(Entries from a dataset)
——————

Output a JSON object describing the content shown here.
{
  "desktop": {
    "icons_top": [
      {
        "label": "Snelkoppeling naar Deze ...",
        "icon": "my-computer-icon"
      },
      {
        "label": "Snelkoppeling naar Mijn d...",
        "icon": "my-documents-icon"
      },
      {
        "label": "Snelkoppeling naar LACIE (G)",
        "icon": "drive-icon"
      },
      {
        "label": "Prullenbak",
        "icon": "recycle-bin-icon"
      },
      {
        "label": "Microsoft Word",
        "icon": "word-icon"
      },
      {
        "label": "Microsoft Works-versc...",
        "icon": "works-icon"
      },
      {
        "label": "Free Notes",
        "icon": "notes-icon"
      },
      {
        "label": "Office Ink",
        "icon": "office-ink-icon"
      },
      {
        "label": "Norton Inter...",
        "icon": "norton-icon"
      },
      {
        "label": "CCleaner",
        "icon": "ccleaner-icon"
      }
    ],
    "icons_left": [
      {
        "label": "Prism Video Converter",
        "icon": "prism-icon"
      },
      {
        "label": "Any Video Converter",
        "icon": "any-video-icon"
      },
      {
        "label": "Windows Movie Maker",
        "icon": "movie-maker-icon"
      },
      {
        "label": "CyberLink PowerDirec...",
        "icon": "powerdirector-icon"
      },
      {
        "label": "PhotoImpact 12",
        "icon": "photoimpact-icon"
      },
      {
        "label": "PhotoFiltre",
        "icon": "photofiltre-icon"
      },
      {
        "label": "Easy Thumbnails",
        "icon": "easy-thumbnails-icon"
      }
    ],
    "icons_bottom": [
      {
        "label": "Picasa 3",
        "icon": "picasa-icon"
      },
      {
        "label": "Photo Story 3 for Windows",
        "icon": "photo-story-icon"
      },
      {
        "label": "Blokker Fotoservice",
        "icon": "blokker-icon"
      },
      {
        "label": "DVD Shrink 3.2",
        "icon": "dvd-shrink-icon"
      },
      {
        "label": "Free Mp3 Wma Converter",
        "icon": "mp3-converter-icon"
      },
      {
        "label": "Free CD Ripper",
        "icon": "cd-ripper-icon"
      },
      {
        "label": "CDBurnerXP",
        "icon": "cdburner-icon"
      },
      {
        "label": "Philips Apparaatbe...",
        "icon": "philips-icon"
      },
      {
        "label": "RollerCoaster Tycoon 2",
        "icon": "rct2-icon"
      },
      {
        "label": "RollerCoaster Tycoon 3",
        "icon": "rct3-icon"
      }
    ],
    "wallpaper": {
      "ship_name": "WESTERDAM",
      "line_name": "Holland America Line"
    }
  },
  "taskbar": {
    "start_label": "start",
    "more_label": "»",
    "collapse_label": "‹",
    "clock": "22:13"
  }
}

——————

• [Exercise prompt]
Repeat the listing above without any change.

• [Exercise answer]
Output a JSON object describing the content shown here.
{
  "desktop": {
    "icons_top": [
      {
        "label": "Snelkoppeling naar Deze ...",
        "icon": "my-computer-icon"
      },
      {
        "label": "Snelkoppeling naar Mijn d...",
        "icon": "my-documents-icon"
      },
      {
        "label": "Snelkoppeling naar LACIE (G)",
        "icon": "drive-icon"
      },
      {
        "label": "Prullenbak",
        "icon": "recycle-bin-icon"
      },
      {
        "label": "Microsoft Word",
        "icon": "word-icon"
      },
      {
        "label": "Microsoft Works-versc...",
        "icon": "works-icon"
      },
      {
        "label": "Free Notes",
        "icon": "notes-icon"
      },
      {
        "label": "Office Ink",
        "icon": "office-ink-icon"
      },
      {
        "label": "Norton Inter...",
        "icon": "norton-icon"
      },
      {
        "label": "CCleaner",
        "icon": "ccleaner-icon"
      }
    ],
    "icons_left": [
      {
        "label": "Prism Video Converter",
        "icon": "prism-icon"
      },
      {
        "label": "Any Video Converter",
        "icon": "any-video-icon"
      },
      {
        "label": "Windows Movie Maker",
        "icon": "movie-maker-icon"
      },
      {
        "label": "CyberLink PowerDirec...",
        "icon": "powerdirector-icon"
      },
      {
        "label": "PhotoImpact 12",
        "icon": "photoimpact-icon"
      },
      {
        "label": "PhotoFiltre",
        "icon": "photofiltre-icon"
      },
      {
        "label": "Easy Thumbnails",
        "icon": "easy-thumbnails-icon"
      }
    ],
    "icons_bottom": [
      {
        "label": "Picasa 3",
        "icon": "picasa-icon"
      },
      {
        "label": "Photo Story 3 for Windows",
        "icon": "photo-story-icon"
      },
      {
        "label": "Blokker Fotoservice",
        "icon": "blokker-icon"
      },
      {
        "label": "DVD Shrink 3.2",
        "icon": "dvd-shrink-icon"
      },
      {
        "label": "Free Mp3 Wma Converter",
        "icon": "mp3-converter-icon"
      },
      {
        "label": "Free CD Ripper",
        "icon": "cd-ripper-icon"
      },
      {
        "label": "CDBurnerXP",
        "icon": "cdburner-icon"
      },
      {
        "label": "Philips Apparaatbe...",
        "icon": "philips-icon"
      },
      {
        "label": "RollerCoaster Tycoon 2",
        "icon": "rct2-icon"
      },
      {
        "label": "RollerCoaster Tycoon 3",
        "icon": "rct3-icon"
      }
    ],
    "wallpaper": {
      "ship_name": "WESTERDAM",
      "line_name": "Holland America Line"
    }
  },
  "taskbar": {
    "start_label": "start",
    "more_label": "»",
    "collapse_label": "‹",
    "clock": "22:13"
  }
}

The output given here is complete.